> **Task description**: Pull each line holding the word "VIDEO" from the data.

> **Data excerpts**:
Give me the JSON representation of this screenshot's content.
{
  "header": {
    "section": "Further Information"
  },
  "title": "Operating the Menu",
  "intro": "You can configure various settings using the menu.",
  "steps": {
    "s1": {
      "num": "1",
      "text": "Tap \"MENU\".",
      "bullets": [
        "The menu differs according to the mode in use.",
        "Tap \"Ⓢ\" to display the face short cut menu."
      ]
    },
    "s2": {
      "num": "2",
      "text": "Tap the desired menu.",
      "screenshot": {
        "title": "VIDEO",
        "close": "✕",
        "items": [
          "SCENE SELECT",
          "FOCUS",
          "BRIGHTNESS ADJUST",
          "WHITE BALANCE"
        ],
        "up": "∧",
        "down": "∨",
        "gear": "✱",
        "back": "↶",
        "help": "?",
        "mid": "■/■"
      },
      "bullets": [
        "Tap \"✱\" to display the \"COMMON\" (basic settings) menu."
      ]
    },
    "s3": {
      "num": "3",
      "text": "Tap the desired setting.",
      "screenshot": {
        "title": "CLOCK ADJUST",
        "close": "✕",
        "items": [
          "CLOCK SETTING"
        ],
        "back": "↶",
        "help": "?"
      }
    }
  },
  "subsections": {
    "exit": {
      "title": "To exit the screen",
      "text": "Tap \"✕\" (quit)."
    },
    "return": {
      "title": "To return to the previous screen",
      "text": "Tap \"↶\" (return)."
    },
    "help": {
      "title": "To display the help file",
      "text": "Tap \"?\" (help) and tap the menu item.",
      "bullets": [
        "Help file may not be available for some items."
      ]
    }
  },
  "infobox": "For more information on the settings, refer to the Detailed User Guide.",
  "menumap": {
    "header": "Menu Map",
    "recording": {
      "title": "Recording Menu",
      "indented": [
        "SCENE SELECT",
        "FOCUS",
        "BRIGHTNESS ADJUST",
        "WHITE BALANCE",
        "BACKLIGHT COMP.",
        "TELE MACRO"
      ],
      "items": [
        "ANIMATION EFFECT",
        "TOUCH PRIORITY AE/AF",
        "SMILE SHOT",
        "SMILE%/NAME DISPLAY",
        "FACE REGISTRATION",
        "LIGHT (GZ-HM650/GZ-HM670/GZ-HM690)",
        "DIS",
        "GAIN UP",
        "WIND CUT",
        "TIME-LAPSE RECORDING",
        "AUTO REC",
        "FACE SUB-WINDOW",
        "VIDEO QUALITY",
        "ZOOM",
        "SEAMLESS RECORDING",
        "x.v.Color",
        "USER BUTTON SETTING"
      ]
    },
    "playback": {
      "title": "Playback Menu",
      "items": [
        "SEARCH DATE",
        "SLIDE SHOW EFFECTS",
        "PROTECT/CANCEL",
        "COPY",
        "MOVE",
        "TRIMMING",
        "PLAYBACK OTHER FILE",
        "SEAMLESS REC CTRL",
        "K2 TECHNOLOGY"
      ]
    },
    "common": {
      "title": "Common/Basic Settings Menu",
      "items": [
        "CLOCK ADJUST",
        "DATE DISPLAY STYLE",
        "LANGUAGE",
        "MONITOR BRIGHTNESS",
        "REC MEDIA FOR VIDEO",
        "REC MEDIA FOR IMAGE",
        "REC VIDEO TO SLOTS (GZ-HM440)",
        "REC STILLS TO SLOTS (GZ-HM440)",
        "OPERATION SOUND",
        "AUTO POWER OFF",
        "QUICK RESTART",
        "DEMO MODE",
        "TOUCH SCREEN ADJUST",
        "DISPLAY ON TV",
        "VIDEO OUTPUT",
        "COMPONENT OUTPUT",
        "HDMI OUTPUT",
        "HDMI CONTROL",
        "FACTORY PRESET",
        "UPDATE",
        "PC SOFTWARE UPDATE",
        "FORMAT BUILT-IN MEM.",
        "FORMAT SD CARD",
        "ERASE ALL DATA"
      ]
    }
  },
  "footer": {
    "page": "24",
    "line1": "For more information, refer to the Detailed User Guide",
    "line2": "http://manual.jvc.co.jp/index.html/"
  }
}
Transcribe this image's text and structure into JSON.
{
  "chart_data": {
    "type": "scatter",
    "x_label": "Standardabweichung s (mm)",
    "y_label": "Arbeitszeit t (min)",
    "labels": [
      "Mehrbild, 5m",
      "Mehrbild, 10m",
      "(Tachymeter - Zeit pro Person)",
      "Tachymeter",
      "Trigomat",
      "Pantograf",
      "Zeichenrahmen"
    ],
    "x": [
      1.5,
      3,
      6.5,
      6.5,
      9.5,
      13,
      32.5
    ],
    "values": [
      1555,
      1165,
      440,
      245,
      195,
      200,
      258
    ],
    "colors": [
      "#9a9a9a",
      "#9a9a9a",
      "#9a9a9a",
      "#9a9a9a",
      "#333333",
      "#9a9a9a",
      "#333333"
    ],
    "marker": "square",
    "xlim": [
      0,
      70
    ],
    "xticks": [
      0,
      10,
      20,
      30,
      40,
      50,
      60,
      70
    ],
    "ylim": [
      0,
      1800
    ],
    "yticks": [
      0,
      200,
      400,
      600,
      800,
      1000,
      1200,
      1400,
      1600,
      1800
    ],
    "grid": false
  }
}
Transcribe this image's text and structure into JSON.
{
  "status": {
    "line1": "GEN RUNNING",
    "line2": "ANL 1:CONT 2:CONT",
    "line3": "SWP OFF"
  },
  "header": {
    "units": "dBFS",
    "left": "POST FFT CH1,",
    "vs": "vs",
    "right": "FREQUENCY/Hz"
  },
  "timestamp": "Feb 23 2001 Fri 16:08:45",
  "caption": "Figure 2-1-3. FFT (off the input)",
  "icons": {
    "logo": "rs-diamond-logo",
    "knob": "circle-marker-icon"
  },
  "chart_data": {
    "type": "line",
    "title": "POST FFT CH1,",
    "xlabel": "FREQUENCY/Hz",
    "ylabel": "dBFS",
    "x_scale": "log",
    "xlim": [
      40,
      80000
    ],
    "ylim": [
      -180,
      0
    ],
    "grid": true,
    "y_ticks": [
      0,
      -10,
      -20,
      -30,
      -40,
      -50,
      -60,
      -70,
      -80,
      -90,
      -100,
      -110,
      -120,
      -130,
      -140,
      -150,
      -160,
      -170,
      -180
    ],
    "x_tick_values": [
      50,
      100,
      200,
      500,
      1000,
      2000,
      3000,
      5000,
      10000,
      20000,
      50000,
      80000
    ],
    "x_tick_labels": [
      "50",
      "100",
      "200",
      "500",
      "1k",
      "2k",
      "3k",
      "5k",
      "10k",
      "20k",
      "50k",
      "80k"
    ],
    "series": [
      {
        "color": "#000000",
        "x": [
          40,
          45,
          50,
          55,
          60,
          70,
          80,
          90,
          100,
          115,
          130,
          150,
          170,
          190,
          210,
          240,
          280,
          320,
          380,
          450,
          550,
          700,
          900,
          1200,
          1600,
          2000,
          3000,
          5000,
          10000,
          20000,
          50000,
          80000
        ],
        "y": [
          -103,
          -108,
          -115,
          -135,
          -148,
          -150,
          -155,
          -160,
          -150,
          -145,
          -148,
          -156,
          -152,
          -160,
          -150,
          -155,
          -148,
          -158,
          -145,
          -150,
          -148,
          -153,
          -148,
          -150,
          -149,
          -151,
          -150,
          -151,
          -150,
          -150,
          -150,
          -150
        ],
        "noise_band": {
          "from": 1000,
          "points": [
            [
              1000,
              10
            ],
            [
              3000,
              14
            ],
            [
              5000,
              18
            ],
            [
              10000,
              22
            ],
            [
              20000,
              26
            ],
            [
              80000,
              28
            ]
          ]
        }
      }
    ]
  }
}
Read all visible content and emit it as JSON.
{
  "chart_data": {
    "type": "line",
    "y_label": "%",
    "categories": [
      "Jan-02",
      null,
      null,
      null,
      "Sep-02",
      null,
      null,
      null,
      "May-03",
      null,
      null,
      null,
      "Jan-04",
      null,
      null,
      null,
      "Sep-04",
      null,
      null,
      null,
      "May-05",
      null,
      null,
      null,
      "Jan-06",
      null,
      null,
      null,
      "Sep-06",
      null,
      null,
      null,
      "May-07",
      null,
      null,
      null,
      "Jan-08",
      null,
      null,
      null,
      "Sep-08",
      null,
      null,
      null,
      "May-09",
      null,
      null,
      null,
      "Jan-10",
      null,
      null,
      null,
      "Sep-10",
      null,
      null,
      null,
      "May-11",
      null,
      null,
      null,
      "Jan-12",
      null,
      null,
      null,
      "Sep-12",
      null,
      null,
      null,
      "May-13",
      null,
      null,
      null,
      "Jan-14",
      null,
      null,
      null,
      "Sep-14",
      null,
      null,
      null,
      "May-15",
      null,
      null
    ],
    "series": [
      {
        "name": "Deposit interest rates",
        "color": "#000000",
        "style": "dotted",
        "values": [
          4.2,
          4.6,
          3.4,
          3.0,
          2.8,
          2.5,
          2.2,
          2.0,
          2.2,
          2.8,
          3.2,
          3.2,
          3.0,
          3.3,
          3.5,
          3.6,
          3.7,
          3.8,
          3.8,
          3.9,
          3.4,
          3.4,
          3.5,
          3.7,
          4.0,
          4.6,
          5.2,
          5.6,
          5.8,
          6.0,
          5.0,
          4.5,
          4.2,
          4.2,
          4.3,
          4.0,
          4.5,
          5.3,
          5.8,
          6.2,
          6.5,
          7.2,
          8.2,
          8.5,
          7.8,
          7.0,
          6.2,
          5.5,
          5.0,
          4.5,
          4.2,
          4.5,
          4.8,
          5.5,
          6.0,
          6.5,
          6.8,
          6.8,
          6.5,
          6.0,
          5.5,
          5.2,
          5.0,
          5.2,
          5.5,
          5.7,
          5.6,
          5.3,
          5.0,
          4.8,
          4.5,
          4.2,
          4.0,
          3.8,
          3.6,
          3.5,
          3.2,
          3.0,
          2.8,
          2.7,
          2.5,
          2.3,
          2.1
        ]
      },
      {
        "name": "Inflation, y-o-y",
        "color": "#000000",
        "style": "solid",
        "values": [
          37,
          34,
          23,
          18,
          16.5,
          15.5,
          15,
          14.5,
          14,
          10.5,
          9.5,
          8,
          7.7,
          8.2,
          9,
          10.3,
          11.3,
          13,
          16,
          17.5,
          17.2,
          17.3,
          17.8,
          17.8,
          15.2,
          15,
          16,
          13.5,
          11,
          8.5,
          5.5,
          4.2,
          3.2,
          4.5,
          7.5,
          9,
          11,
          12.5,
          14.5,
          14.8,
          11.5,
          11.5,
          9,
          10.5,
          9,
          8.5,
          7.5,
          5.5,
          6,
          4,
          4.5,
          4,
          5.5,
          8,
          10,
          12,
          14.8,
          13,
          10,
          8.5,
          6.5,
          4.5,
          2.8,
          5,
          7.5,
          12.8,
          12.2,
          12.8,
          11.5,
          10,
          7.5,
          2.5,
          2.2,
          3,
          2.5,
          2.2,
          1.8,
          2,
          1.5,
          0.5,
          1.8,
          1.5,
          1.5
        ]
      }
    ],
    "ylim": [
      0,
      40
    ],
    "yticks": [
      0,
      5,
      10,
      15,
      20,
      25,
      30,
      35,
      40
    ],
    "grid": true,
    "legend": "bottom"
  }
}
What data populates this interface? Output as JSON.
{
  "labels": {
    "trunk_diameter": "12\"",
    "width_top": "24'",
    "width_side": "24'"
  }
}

> **Complete output**:
        "title": "VIDEO",
        "VIDEO QUALITY",
        "REC MEDIA FOR VIDEO",
        "REC VIDEO TO SLOTS (GZ-HM440)",
        "VIDEO OUTPUT",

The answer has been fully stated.